Required task -> Pick every line with "résultats" from the material below.

Stored items ->
⟨

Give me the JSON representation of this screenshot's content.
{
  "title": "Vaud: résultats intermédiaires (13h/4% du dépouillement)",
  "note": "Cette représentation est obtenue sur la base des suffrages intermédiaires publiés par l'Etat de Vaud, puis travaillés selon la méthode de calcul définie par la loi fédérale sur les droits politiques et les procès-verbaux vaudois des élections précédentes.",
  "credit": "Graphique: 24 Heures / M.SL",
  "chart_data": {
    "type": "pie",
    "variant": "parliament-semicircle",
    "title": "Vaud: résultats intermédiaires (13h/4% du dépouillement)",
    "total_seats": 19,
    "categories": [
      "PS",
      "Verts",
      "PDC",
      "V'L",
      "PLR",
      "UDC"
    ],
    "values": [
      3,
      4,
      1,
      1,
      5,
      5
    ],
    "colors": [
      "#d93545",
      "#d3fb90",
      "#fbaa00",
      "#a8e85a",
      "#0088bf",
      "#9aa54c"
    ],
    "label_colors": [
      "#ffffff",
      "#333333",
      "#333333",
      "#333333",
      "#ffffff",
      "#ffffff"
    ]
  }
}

⟩
⟨

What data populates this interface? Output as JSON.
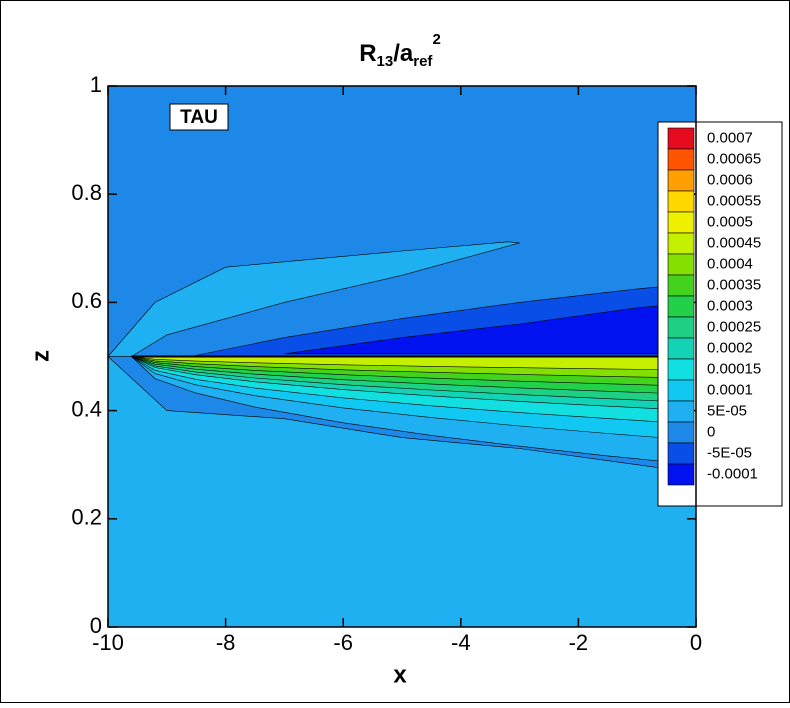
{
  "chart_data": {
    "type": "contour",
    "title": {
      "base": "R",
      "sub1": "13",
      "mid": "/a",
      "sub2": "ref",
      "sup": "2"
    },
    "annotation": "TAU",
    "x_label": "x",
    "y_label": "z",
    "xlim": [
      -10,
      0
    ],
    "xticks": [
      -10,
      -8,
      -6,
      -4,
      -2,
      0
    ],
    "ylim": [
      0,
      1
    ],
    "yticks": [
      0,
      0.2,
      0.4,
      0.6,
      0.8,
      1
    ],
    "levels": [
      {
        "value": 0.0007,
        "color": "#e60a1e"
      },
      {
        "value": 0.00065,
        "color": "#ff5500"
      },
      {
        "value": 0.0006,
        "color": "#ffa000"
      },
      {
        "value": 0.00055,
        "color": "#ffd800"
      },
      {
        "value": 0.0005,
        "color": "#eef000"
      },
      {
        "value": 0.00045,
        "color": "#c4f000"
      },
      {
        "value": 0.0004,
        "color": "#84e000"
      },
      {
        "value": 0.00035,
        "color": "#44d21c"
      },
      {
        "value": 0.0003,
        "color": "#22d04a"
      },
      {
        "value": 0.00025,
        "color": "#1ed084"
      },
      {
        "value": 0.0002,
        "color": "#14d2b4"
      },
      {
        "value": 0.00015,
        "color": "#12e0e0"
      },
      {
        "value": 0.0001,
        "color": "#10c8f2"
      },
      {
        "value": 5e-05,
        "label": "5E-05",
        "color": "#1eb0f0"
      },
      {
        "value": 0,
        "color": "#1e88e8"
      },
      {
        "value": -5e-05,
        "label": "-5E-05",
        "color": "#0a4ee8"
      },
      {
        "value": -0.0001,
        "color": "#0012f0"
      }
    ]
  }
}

⟩
⟨

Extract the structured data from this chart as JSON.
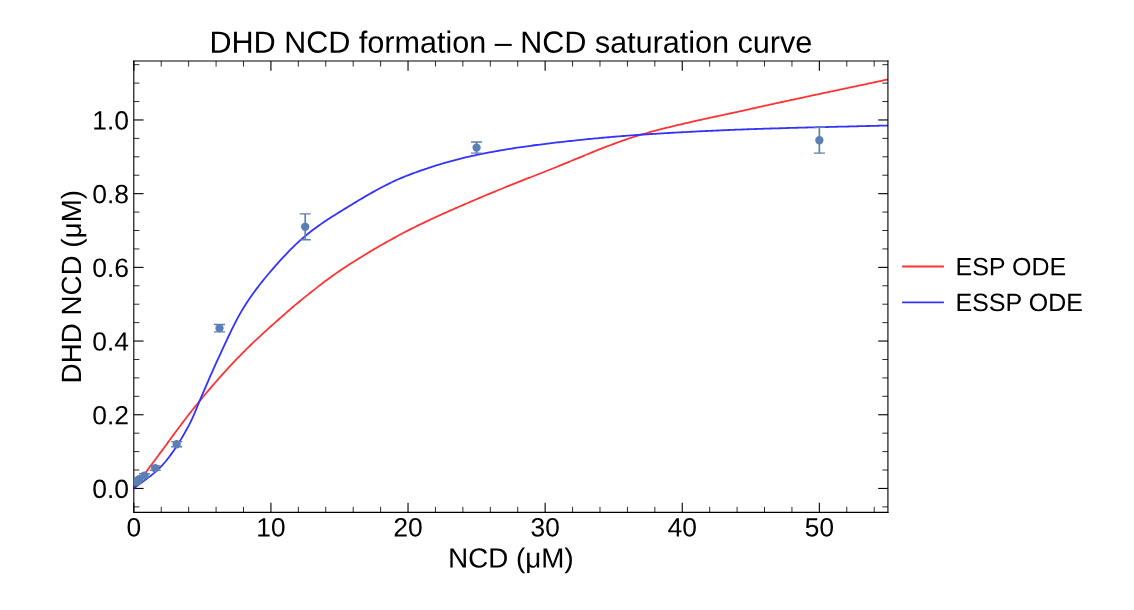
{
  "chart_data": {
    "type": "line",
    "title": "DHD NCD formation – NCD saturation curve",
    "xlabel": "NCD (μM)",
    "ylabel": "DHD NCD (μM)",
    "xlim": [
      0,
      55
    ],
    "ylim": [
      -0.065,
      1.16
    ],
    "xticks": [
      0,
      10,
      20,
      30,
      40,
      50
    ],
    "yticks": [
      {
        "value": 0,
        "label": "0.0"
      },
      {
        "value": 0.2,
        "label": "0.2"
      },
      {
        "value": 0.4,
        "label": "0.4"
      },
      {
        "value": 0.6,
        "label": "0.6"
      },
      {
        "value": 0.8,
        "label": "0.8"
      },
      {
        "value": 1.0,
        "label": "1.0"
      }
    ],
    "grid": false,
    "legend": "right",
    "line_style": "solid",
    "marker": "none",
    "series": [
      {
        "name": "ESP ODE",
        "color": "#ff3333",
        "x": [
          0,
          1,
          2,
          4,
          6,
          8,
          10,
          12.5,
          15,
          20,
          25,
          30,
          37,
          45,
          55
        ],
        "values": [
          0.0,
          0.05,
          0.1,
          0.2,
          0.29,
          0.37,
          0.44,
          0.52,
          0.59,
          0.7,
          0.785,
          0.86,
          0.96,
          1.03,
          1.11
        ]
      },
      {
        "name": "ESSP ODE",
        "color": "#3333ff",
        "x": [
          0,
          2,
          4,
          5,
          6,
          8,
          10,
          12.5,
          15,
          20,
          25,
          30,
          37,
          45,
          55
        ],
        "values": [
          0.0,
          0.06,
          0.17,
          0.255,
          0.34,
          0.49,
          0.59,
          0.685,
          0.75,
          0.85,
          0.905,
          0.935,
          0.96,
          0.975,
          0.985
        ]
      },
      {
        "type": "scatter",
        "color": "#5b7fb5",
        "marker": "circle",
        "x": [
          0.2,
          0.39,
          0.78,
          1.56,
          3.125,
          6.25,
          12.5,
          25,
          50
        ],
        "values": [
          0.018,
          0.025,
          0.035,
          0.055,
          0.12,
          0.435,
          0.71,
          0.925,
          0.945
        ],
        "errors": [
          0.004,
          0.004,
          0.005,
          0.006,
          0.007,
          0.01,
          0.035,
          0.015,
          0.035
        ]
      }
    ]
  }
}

⟩

Result for this task ->
  "title": "Vaud: résultats intermédiaires (13h/4% du dépouillement)",
    "title": "Vaud: résultats intermédiaires (13h/4% du dépouillement)",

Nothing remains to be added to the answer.